→ **YOUR TASK**: Quote the data below in full, minus the images.

→ **DATA SECTION**:
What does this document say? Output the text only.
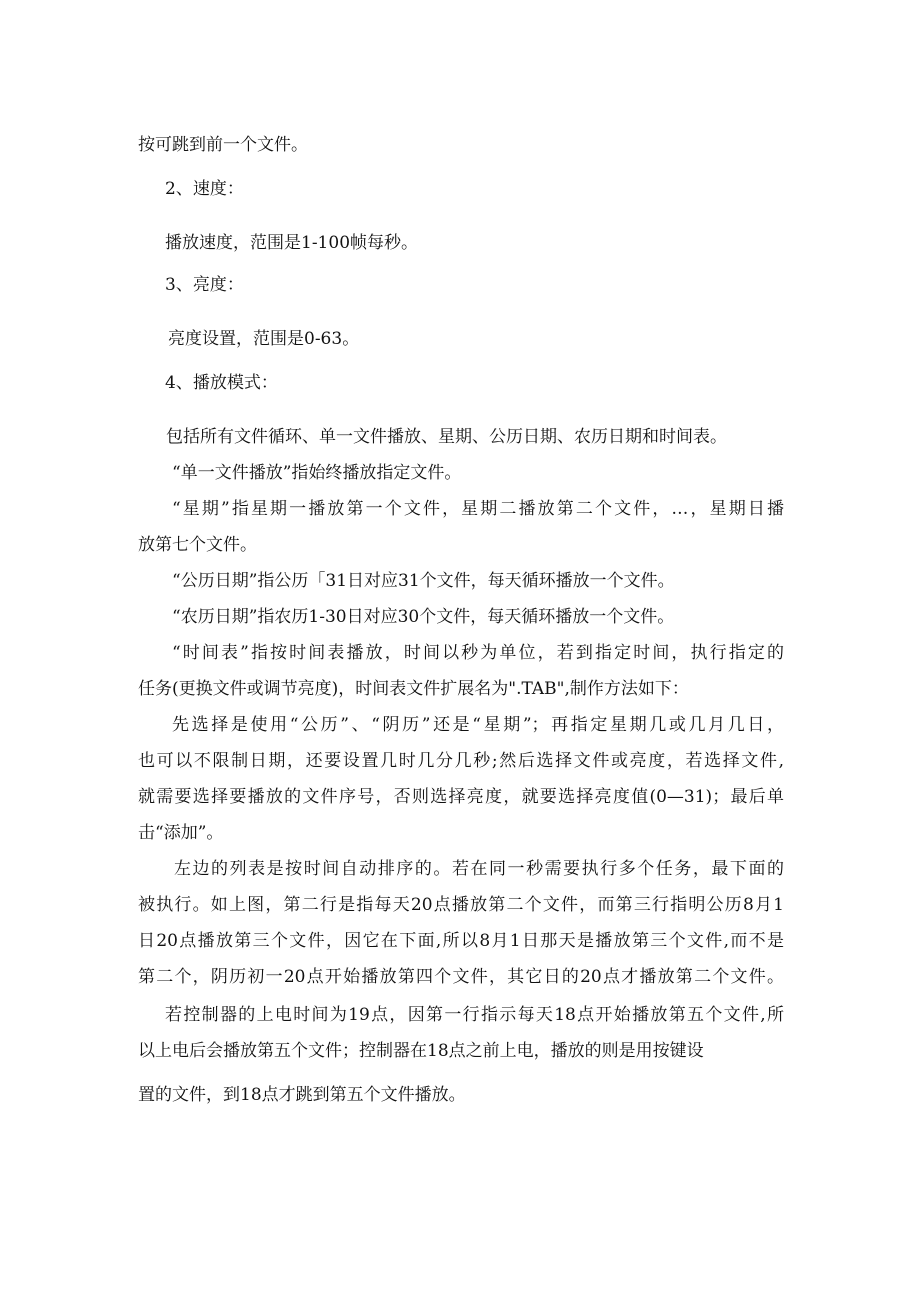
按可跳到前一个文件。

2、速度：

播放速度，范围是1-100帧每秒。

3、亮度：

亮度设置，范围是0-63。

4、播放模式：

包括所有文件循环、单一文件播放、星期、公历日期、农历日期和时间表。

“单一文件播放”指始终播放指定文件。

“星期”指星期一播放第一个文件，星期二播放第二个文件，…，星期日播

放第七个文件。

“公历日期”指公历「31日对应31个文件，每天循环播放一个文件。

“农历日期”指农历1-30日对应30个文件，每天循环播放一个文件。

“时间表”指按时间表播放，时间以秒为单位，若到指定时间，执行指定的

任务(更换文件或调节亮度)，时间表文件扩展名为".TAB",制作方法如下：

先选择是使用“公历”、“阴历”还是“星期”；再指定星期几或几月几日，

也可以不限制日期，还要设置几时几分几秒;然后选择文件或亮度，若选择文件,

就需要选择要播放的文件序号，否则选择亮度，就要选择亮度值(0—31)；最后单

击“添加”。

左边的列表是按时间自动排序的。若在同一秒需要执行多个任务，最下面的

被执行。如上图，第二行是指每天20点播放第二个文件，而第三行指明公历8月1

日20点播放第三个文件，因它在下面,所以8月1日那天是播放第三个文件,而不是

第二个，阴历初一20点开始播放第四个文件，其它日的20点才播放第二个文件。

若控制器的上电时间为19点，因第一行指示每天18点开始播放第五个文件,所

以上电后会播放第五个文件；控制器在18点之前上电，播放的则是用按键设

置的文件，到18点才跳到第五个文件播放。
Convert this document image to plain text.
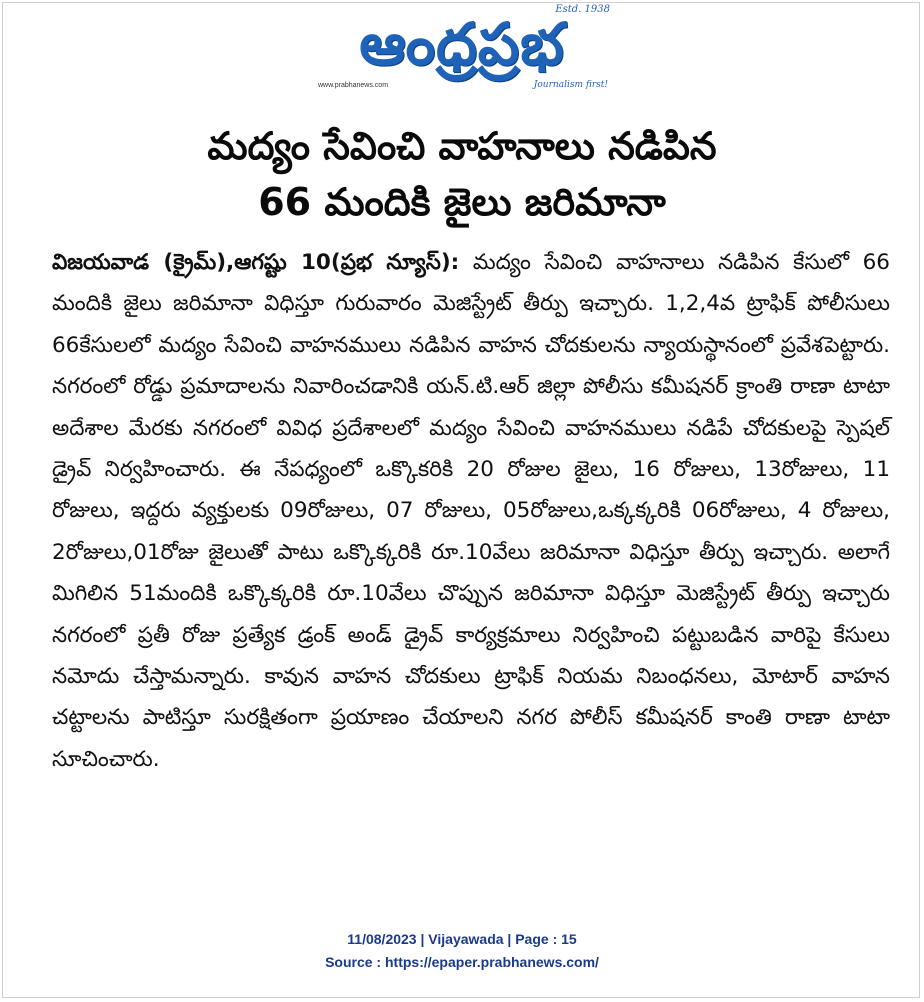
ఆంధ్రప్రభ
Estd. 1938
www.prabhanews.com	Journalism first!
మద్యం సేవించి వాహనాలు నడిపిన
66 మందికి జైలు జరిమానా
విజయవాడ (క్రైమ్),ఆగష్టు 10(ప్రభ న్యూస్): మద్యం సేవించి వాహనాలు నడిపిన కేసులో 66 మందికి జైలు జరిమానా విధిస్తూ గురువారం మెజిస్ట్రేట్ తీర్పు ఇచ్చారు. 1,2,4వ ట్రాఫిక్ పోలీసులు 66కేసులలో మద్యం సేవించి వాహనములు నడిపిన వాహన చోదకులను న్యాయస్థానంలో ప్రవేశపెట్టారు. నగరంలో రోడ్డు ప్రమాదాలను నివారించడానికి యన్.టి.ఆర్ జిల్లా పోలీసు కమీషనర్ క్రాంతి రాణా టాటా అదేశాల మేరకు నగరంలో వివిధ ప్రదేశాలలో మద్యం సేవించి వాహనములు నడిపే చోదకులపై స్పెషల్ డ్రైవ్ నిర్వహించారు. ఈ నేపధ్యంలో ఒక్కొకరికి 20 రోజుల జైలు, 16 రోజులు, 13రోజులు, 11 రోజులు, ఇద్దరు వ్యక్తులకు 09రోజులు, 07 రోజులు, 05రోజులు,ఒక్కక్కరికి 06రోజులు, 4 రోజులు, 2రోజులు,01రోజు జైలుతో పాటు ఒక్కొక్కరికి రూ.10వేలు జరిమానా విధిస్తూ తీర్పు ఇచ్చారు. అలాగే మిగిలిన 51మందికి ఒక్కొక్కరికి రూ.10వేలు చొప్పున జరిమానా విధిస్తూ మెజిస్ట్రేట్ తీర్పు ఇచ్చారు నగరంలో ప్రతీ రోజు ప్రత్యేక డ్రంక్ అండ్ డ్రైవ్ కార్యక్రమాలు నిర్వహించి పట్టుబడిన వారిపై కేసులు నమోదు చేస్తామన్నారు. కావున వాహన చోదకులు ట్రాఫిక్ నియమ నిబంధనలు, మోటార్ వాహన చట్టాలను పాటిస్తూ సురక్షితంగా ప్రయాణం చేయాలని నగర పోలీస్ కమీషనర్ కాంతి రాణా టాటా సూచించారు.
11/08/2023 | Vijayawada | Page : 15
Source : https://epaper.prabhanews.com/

→ **FULL OUTPUT**:
What does this document say? Output the text only.
按可跳到前一个文件。

2、速度：

播放速度，范围是1-100帧每秒。

3、亮度：

亮度设置，范围是0-63。

4、播放模式：

包括所有文件循环、单一文件播放、星期、公历日期、农历日期和时间表。

“单一文件播放”指始终播放指定文件。

“星期”指星期一播放第一个文件，星期二播放第二个文件，…，星期日播

放第七个文件。

“公历日期”指公历「31日对应31个文件，每天循环播放一个文件。

“农历日期”指农历1-30日对应30个文件，每天循环播放一个文件。

“时间表”指按时间表播放，时间以秒为单位，若到指定时间，执行指定的

任务(更换文件或调节亮度)，时间表文件扩展名为".TAB",制作方法如下：

先选择是使用“公历”、“阴历”还是“星期”；再指定星期几或几月几日，

也可以不限制日期，还要设置几时几分几秒;然后选择文件或亮度，若选择文件,

就需要选择要播放的文件序号，否则选择亮度，就要选择亮度值(0—31)；最后单

击“添加”。

左边的列表是按时间自动排序的。若在同一秒需要执行多个任务，最下面的

被执行。如上图，第二行是指每天20点播放第二个文件，而第三行指明公历8月1

日20点播放第三个文件，因它在下面,所以8月1日那天是播放第三个文件,而不是

第二个，阴历初一20点开始播放第四个文件，其它日的20点才播放第二个文件。

若控制器的上电时间为19点，因第一行指示每天18点开始播放第五个文件,所

以上电后会播放第五个文件；控制器在18点之前上电，播放的则是用按键设

置的文件，到18点才跳到第五个文件播放。
Convert this document image to plain text.
ఆంధ్రప్రభ
Estd. 1938
www.prabhanews.com	Journalism first!
మద్యం సేవించి వాహనాలు నడిపిన
66 మందికి జైలు జరిమానా
విజయవాడ (క్రైమ్),ఆగష్టు 10(ప్రభ న్యూస్): మద్యం సేవించి వాహనాలు నడిపిన కేసులో 66 మందికి జైలు జరిమానా విధిస్తూ గురువారం మెజిస్ట్రేట్ తీర్పు ఇచ్చారు. 1,2,4వ ట్రాఫిక్ పోలీసులు 66కేసులలో మద్యం సేవించి వాహనములు నడిపిన వాహన చోదకులను న్యాయస్థానంలో ప్రవేశపెట్టారు. నగరంలో రోడ్డు ప్రమాదాలను నివారించడానికి యన్.టి.ఆర్ జిల్లా పోలీసు కమీషనర్ క్రాంతి రాణా టాటా అదేశాల మేరకు నగరంలో వివిధ ప్రదేశాలలో మద్యం సేవించి వాహనములు నడిపే చోదకులపై స్పెషల్ డ్రైవ్ నిర్వహించారు. ఈ నేపధ్యంలో ఒక్కొకరికి 20 రోజుల జైలు, 16 రోజులు, 13రోజులు, 11 రోజులు, ఇద్దరు వ్యక్తులకు 09రోజులు, 07 రోజులు, 05రోజులు,ఒక్కక్కరికి 06రోజులు, 4 రోజులు, 2రోజులు,01రోజు జైలుతో పాటు ఒక్కొక్కరికి రూ.10వేలు జరిమానా విధిస్తూ తీర్పు ఇచ్చారు. అలాగే మిగిలిన 51మందికి ఒక్కొక్కరికి రూ.10వేలు చొప్పున జరిమానా విధిస్తూ మెజిస్ట్రేట్ తీర్పు ఇచ్చారు నగరంలో ప్రతీ రోజు ప్రత్యేక డ్రంక్ అండ్ డ్రైవ్ కార్యక్రమాలు నిర్వహించి పట్టుబడిన వారిపై కేసులు నమోదు చేస్తామన్నారు. కావున వాహన చోదకులు ట్రాఫిక్ నియమ నిబంధనలు, మోటార్ వాహన చట్టాలను పాటిస్తూ సురక్షితంగా ప్రయాణం చేయాలని నగర పోలీస్ కమీషనర్ కాంతి రాణా టాటా సూచించారు.
11/08/2023 | Vijayawada | Page : 15
Source : https://epaper.prabhanews.com/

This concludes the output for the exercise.